[Collected data]

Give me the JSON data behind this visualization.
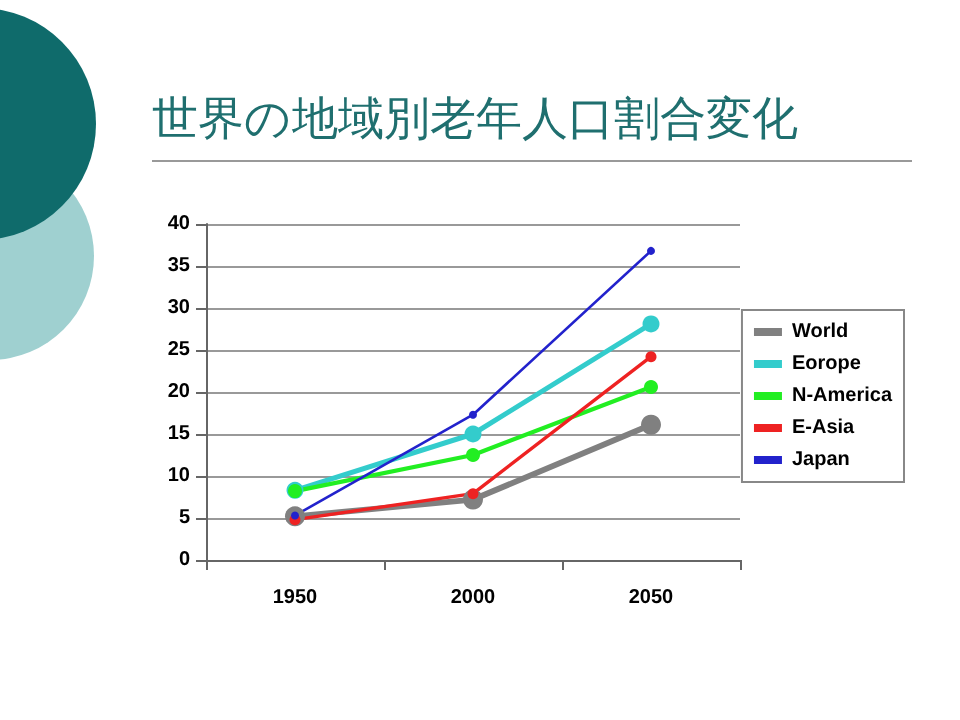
{
  "chart_data": {
    "type": "line",
    "title": "世界の地域別老年人口割合変化",
    "categories": [
      "1950",
      "2000",
      "2050"
    ],
    "series": [
      {
        "name": "World",
        "color": "#808080",
        "values": [
          5.2,
          7.2,
          16.1
        ]
      },
      {
        "name": "Eorope",
        "color": "#33cccc",
        "values": [
          8.3,
          15.0,
          28.1
        ]
      },
      {
        "name": "N-America",
        "color": "#22ee22",
        "values": [
          8.2,
          12.5,
          20.6
        ]
      },
      {
        "name": "E-Asia",
        "color": "#ee2222",
        "values": [
          4.8,
          7.9,
          24.2
        ]
      },
      {
        "name": "Japan",
        "color": "#2222cc",
        "values": [
          5.3,
          17.3,
          36.8
        ]
      }
    ],
    "ylim": [
      0,
      40
    ],
    "yticks": [
      0,
      5,
      10,
      15,
      20,
      25,
      30,
      35,
      40
    ],
    "grid": "y",
    "legend": "right",
    "marker": "circle",
    "line_style": "solid"
  }
}
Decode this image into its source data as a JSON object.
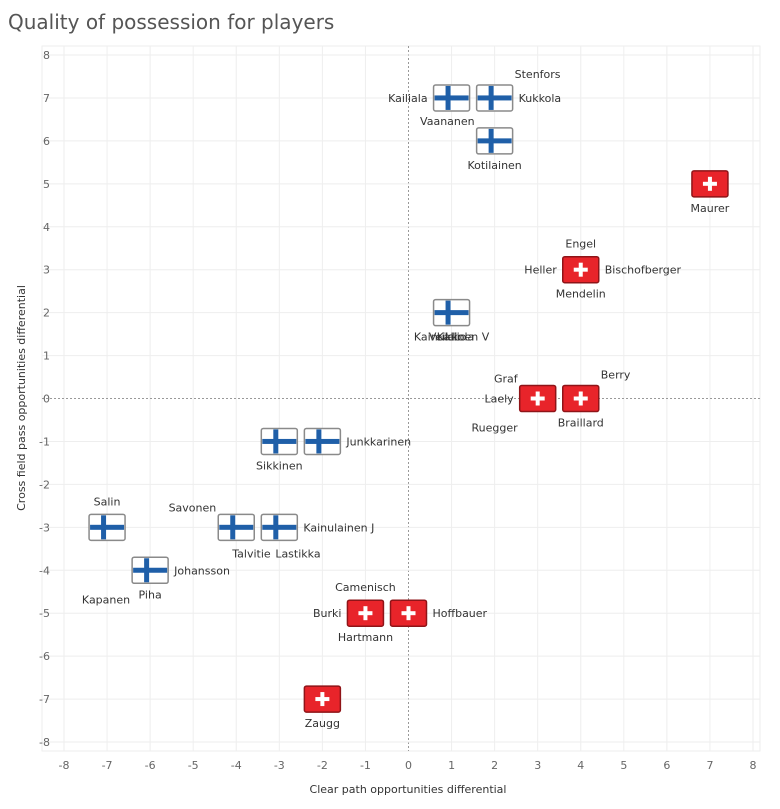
{
  "colors": {
    "finland_white": "#ffffff",
    "finland_blue": "#1f5fa8",
    "finland_border": "#8a8a8a",
    "swiss_red": "#e8242a",
    "swiss_border": "#8f1418",
    "swiss_cross": "#ffffff",
    "grid": "#eeeeee",
    "zero_line": "#999999",
    "tick_text": "#666666"
  },
  "chart_data": {
    "type": "scatter",
    "title": "Quality of possession for players",
    "xlabel": "Clear path opportunities differential",
    "ylabel": "Cross field pass opportunities differential",
    "xlim": [
      -8,
      8
    ],
    "ylim": [
      -8,
      8
    ],
    "xticks": [
      -8,
      -7,
      -6,
      -5,
      -4,
      -3,
      -2,
      -1,
      0,
      1,
      2,
      3,
      4,
      5,
      6,
      7,
      8
    ],
    "yticks": [
      8,
      7,
      6,
      5,
      4,
      3,
      2,
      1,
      0,
      -1,
      -2,
      -3,
      -4,
      -5,
      -6,
      -7,
      -8
    ],
    "grid": true,
    "markers": [
      {
        "team": "Finland",
        "x": 1,
        "y": 7
      },
      {
        "team": "Finland",
        "x": 2,
        "y": 7
      },
      {
        "team": "Finland",
        "x": 2,
        "y": 6
      },
      {
        "team": "Finland",
        "x": 1,
        "y": 2
      },
      {
        "team": "Finland",
        "x": -3,
        "y": -1
      },
      {
        "team": "Finland",
        "x": -2,
        "y": -1
      },
      {
        "team": "Finland",
        "x": -7,
        "y": -3
      },
      {
        "team": "Finland",
        "x": -4,
        "y": -3
      },
      {
        "team": "Finland",
        "x": -3,
        "y": -3
      },
      {
        "team": "Finland",
        "x": -6,
        "y": -4
      },
      {
        "team": "Switzerland",
        "x": 7,
        "y": 5
      },
      {
        "team": "Switzerland",
        "x": 4,
        "y": 3
      },
      {
        "team": "Switzerland",
        "x": 3,
        "y": 0
      },
      {
        "team": "Switzerland",
        "x": 4,
        "y": 0
      },
      {
        "team": "Switzerland",
        "x": -1,
        "y": -5
      },
      {
        "team": "Switzerland",
        "x": 0,
        "y": -5
      },
      {
        "team": "Switzerland",
        "x": -2,
        "y": -7
      }
    ],
    "labels": [
      {
        "text": "Stenfors",
        "x": 2,
        "y": 7,
        "pos": "above-right"
      },
      {
        "text": "Kailiala",
        "x": 1,
        "y": 7,
        "pos": "left"
      },
      {
        "text": "Kukkola",
        "x": 2,
        "y": 7,
        "pos": "right"
      },
      {
        "text": "Vaananen",
        "x": 2,
        "y": 6,
        "pos": "above-left"
      },
      {
        "text": "Kotilainen",
        "x": 2,
        "y": 6,
        "pos": "below"
      },
      {
        "text": "Kallio",
        "x": 1,
        "y": 2,
        "pos": "below"
      },
      {
        "text": "Veikkola",
        "x": 1,
        "y": 2,
        "pos": "below"
      },
      {
        "text": "Kainulainen V",
        "x": 1,
        "y": 2,
        "pos": "below"
      },
      {
        "text": "Junkkarinen",
        "x": -2,
        "y": -1,
        "pos": "right"
      },
      {
        "text": "Sikkinen",
        "x": -3,
        "y": -1,
        "pos": "below"
      },
      {
        "text": "Salin",
        "x": -7,
        "y": -3,
        "pos": "above"
      },
      {
        "text": "Savonen",
        "x": -4,
        "y": -3,
        "pos": "above-left"
      },
      {
        "text": "Kainulainen J",
        "x": -3,
        "y": -3,
        "pos": "right"
      },
      {
        "text": "Talvitie",
        "x": -4,
        "y": -3,
        "pos": "below-right"
      },
      {
        "text": "Lastikka",
        "x": -3,
        "y": -3,
        "pos": "below-right"
      },
      {
        "text": "Kapanen",
        "x": -6,
        "y": -4,
        "pos": "below-left"
      },
      {
        "text": "Johansson",
        "x": -6,
        "y": -4,
        "pos": "right"
      },
      {
        "text": "Piha",
        "x": -6,
        "y": -4,
        "pos": "below"
      },
      {
        "text": "Maurer",
        "x": 7,
        "y": 5,
        "pos": "below"
      },
      {
        "text": "Engel",
        "x": 4,
        "y": 3,
        "pos": "above"
      },
      {
        "text": "Heller",
        "x": 4,
        "y": 3,
        "pos": "left"
      },
      {
        "text": "Bischofberger",
        "x": 4,
        "y": 3,
        "pos": "right"
      },
      {
        "text": "Mendelin",
        "x": 4,
        "y": 3,
        "pos": "below"
      },
      {
        "text": "Graf",
        "x": 3,
        "y": 0,
        "pos": "above-left"
      },
      {
        "text": "Berry",
        "x": 4,
        "y": 0,
        "pos": "above-right"
      },
      {
        "text": "Laely",
        "x": 3,
        "y": 0,
        "pos": "left"
      },
      {
        "text": "Ruegger",
        "x": 3,
        "y": 0,
        "pos": "below-left"
      },
      {
        "text": "Braillard",
        "x": 4,
        "y": 0,
        "pos": "below"
      },
      {
        "text": "Camenisch",
        "x": -1,
        "y": -5,
        "pos": "above"
      },
      {
        "text": "Burki",
        "x": -1,
        "y": -5,
        "pos": "left"
      },
      {
        "text": "Hoffbauer",
        "x": 0,
        "y": -5,
        "pos": "right"
      },
      {
        "text": "Hartmann",
        "x": -1,
        "y": -5,
        "pos": "below"
      },
      {
        "text": "Zaugg",
        "x": -2,
        "y": -7,
        "pos": "below"
      }
    ]
  }
}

What to work on: All the lines above are to be given again exactly as they read, with the pictures removed.

Reply:
Give me the JSON data behind this visualization.
{
  "chart_data": {
    "type": "line",
    "title": "世界の地域別老年人口割合変化",
    "categories": [
      "1950",
      "2000",
      "2050"
    ],
    "series": [
      {
        "name": "World",
        "color": "#808080",
        "values": [
          5.2,
          7.2,
          16.1
        ]
      },
      {
        "name": "Eorope",
        "color": "#33cccc",
        "values": [
          8.3,
          15.0,
          28.1
        ]
      },
      {
        "name": "N-America",
        "color": "#22ee22",
        "values": [
          8.2,
          12.5,
          20.6
        ]
      },
      {
        "name": "E-Asia",
        "color": "#ee2222",
        "values": [
          4.8,
          7.9,
          24.2
        ]
      },
      {
        "name": "Japan",
        "color": "#2222cc",
        "values": [
          5.3,
          17.3,
          36.8
        ]
      }
    ],
    "ylim": [
      0,
      40
    ],
    "yticks": [
      0,
      5,
      10,
      15,
      20,
      25,
      30,
      35,
      40
    ],
    "grid": "y",
    "legend": "right",
    "marker": "circle",
    "line_style": "solid"
  }
}
Decode this image into its source data as a JSON object.
{
  "colors": {
    "finland_white": "#ffffff",
    "finland_blue": "#1f5fa8",
    "finland_border": "#8a8a8a",
    "swiss_red": "#e8242a",
    "swiss_border": "#8f1418",
    "swiss_cross": "#ffffff",
    "grid": "#eeeeee",
    "zero_line": "#999999",
    "tick_text": "#666666"
  },
  "chart_data": {
    "type": "scatter",
    "title": "Quality of possession for players",
    "xlabel": "Clear path opportunities differential",
    "ylabel": "Cross field pass opportunities differential",
    "xlim": [
      -8,
      8
    ],
    "ylim": [
      -8,
      8
    ],
    "xticks": [
      -8,
      -7,
      -6,
      -5,
      -4,
      -3,
      -2,
      -1,
      0,
      1,
      2,
      3,
      4,
      5,
      6,
      7,
      8
    ],
    "yticks": [
      8,
      7,
      6,
      5,
      4,
      3,
      2,
      1,
      0,
      -1,
      -2,
      -3,
      -4,
      -5,
      -6,
      -7,
      -8
    ],
    "grid": true,
    "markers": [
      {
        "team": "Finland",
        "x": 1,
        "y": 7
      },
      {
        "team": "Finland",
        "x": 2,
        "y": 7
      },
      {
        "team": "Finland",
        "x": 2,
        "y": 6
      },
      {
        "team": "Finland",
        "x": 1,
        "y": 2
      },
      {
        "team": "Finland",
        "x": -3,
        "y": -1
      },
      {
        "team": "Finland",
        "x": -2,
        "y": -1
      },
      {
        "team": "Finland",
        "x": -7,
        "y": -3
      },
      {
        "team": "Finland",
        "x": -4,
        "y": -3
      },
      {
        "team": "Finland",
        "x": -3,
        "y": -3
      },
      {
        "team": "Finland",
        "x": -6,
        "y": -4
      },
      {
        "team": "Switzerland",
        "x": 7,
        "y": 5
      },
      {
        "team": "Switzerland",
        "x": 4,
        "y": 3
      },
      {
        "team": "Switzerland",
        "x": 3,
        "y": 0
      },
      {
        "team": "Switzerland",
        "x": 4,
        "y": 0
      },
      {
        "team": "Switzerland",
        "x": -1,
        "y": -5
      },
      {
        "team": "Switzerland",
        "x": 0,
        "y": -5
      },
      {
        "team": "Switzerland",
        "x": -2,
        "y": -7
      }
    ],
    "labels": [
      {
        "text": "Stenfors",
        "x": 2,
        "y": 7,
        "pos": "above-right"
      },
      {
        "text": "Kailiala",
        "x": 1,
        "y": 7,
        "pos": "left"
      },
      {
        "text": "Kukkola",
        "x": 2,
        "y": 7,
        "pos": "right"
      },
      {
        "text": "Vaananen",
        "x": 2,
        "y": 6,
        "pos": "above-left"
      },
      {
        "text": "Kotilainen",
        "x": 2,
        "y": 6,
        "pos": "below"
      },
      {
        "text": "Kallio",
        "x": 1,
        "y": 2,
        "pos": "below"
      },
      {
        "text": "Veikkola",
        "x": 1,
        "y": 2,
        "pos": "below"
      },
      {
        "text": "Kainulainen V",
        "x": 1,
        "y": 2,
        "pos": "below"
      },
      {
        "text": "Junkkarinen",
        "x": -2,
        "y": -1,
        "pos": "right"
      },
      {
        "text": "Sikkinen",
        "x": -3,
        "y": -1,
        "pos": "below"
      },
      {
        "text": "Salin",
        "x": -7,
        "y": -3,
        "pos": "above"
      },
      {
        "text": "Savonen",
        "x": -4,
        "y": -3,
        "pos": "above-left"
      },
      {
        "text": "Kainulainen J",
        "x": -3,
        "y": -3,
        "pos": "right"
      },
      {
        "text": "Talvitie",
        "x": -4,
        "y": -3,
        "pos": "below-right"
      },
      {
        "text": "Lastikka",
        "x": -3,
        "y": -3,
        "pos": "below-right"
      },
      {
        "text": "Kapanen",
        "x": -6,
        "y": -4,
        "pos": "below-left"
      },
      {
        "text": "Johansson",
        "x": -6,
        "y": -4,
        "pos": "right"
      },
      {
        "text": "Piha",
        "x": -6,
        "y": -4,
        "pos": "below"
      },
      {
        "text": "Maurer",
        "x": 7,
        "y": 5,
        "pos": "below"
      },
      {
        "text": "Engel",
        "x": 4,
        "y": 3,
        "pos": "above"
      },
      {
        "text": "Heller",
        "x": 4,
        "y": 3,
        "pos": "left"
      },
      {
        "text": "Bischofberger",
        "x": 4,
        "y": 3,
        "pos": "right"
      },
      {
        "text": "Mendelin",
        "x": 4,
        "y": 3,
        "pos": "below"
      },
      {
        "text": "Graf",
        "x": 3,
        "y": 0,
        "pos": "above-left"
      },
      {
        "text": "Berry",
        "x": 4,
        "y": 0,
        "pos": "above-right"
      },
      {
        "text": "Laely",
        "x": 3,
        "y": 0,
        "pos": "left"
      },
      {
        "text": "Ruegger",
        "x": 3,
        "y": 0,
        "pos": "below-left"
      },
      {
        "text": "Braillard",
        "x": 4,
        "y": 0,
        "pos": "below"
      },
      {
        "text": "Camenisch",
        "x": -1,
        "y": -5,
        "pos": "above"
      },
      {
        "text": "Burki",
        "x": -1,
        "y": -5,
        "pos": "left"
      },
      {
        "text": "Hoffbauer",
        "x": 0,
        "y": -5,
        "pos": "right"
      },
      {
        "text": "Hartmann",
        "x": -1,
        "y": -5,
        "pos": "below"
      },
      {
        "text": "Zaugg",
        "x": -2,
        "y": -7,
        "pos": "below"
      }
    ]
  }
}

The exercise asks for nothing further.